Records from a collection
========

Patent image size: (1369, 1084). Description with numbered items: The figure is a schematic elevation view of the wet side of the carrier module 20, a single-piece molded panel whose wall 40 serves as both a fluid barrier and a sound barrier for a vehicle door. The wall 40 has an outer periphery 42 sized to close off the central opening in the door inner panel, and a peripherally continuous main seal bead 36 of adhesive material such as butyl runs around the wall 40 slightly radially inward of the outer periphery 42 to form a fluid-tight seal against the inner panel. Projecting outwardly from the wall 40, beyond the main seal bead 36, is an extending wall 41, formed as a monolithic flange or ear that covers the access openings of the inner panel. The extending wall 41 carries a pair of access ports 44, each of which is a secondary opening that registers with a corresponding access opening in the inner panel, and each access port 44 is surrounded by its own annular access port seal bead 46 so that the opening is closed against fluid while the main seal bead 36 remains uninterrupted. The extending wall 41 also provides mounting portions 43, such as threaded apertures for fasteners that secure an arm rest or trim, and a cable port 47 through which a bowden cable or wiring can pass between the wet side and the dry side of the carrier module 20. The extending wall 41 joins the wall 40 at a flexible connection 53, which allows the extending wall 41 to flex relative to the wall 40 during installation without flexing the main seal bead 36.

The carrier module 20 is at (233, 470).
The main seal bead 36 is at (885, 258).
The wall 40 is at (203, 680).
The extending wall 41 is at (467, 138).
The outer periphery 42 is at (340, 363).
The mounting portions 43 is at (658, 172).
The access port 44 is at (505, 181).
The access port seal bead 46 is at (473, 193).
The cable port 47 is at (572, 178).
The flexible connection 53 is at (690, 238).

========

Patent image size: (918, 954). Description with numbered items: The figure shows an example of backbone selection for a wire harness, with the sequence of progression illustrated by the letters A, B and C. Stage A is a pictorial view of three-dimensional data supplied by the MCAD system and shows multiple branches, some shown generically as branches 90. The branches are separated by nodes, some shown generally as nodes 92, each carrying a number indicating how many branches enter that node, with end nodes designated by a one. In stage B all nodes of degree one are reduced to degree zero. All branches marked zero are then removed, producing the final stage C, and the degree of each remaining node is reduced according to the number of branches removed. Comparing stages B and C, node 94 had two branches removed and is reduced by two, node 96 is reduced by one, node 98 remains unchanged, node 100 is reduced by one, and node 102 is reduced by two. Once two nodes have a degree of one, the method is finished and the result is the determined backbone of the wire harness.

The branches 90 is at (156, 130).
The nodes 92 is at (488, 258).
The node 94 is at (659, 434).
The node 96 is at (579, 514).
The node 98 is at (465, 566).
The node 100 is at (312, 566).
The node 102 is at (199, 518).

========

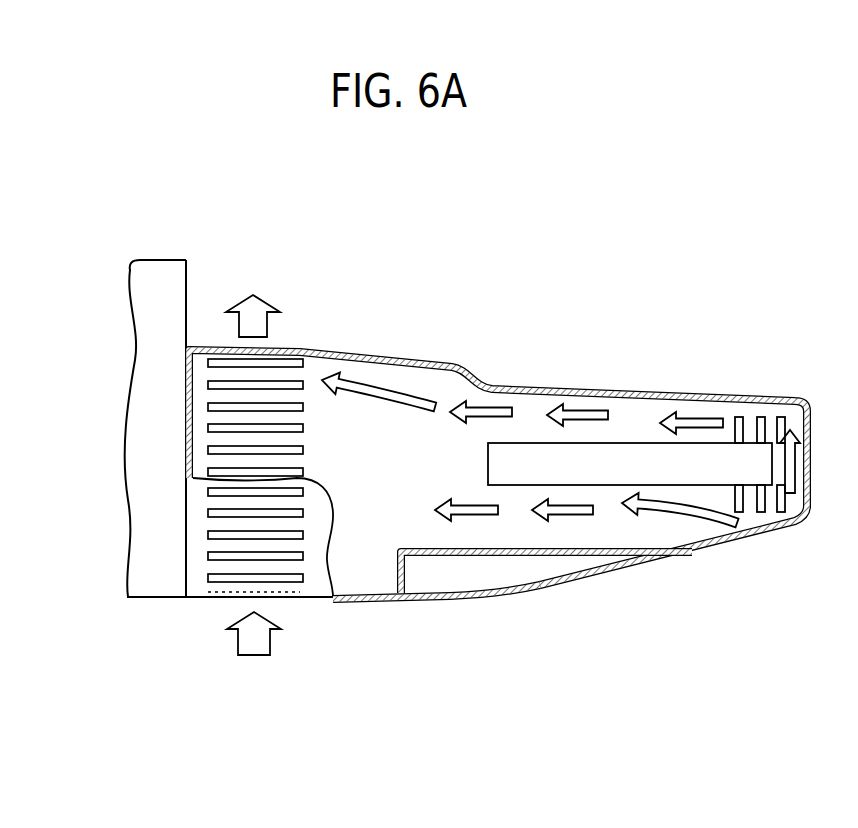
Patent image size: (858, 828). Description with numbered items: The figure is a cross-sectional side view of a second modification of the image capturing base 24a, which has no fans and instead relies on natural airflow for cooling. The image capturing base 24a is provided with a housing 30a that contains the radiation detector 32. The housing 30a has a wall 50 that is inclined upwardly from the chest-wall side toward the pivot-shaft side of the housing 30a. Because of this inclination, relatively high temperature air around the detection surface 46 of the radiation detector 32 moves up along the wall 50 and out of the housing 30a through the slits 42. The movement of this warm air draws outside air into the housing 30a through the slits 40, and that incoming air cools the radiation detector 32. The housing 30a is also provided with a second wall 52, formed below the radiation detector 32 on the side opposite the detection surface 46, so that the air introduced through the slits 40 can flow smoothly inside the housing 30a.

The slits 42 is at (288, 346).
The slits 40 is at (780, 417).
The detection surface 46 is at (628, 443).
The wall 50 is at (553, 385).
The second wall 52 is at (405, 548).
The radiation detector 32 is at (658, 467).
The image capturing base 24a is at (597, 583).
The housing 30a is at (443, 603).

========

Pull out every line of the records that contains the string "slits", copying each one in full.

*ANSWER FOR THIS EXERCISE*:
Patent image size: (858, 828). Description with numbered items: The figure is a cross-sectional side view of a second modification of the image capturing base 24a, which has no fans and instead relies on natural airflow for cooling. The image capturing base 24a is provided with a housing 30a that contains the radiation detector 32. The housing 30a has a wall 50 that is inclined upwardly from the chest-wall side toward the pivot-shaft side of the housing 30a. Because of this inclination, relatively high temperature air around the detection surface 46 of the radiation detector 32 moves up along the wall 50 and out of the housing 30a through the slits 42. The movement of this warm air draws outside air into the housing 30a through the slits 40, and that incoming air cools the radiation detector 32. The housing 30a is also provided with a second wall 52, formed below the radiation detector 32 on the side opposite the detection surface 46, so that the air introduced through the slits 40 can flow smoothly inside the housing 30a.
The slits 42 is at (288, 346).
The slits 40 is at (780, 417).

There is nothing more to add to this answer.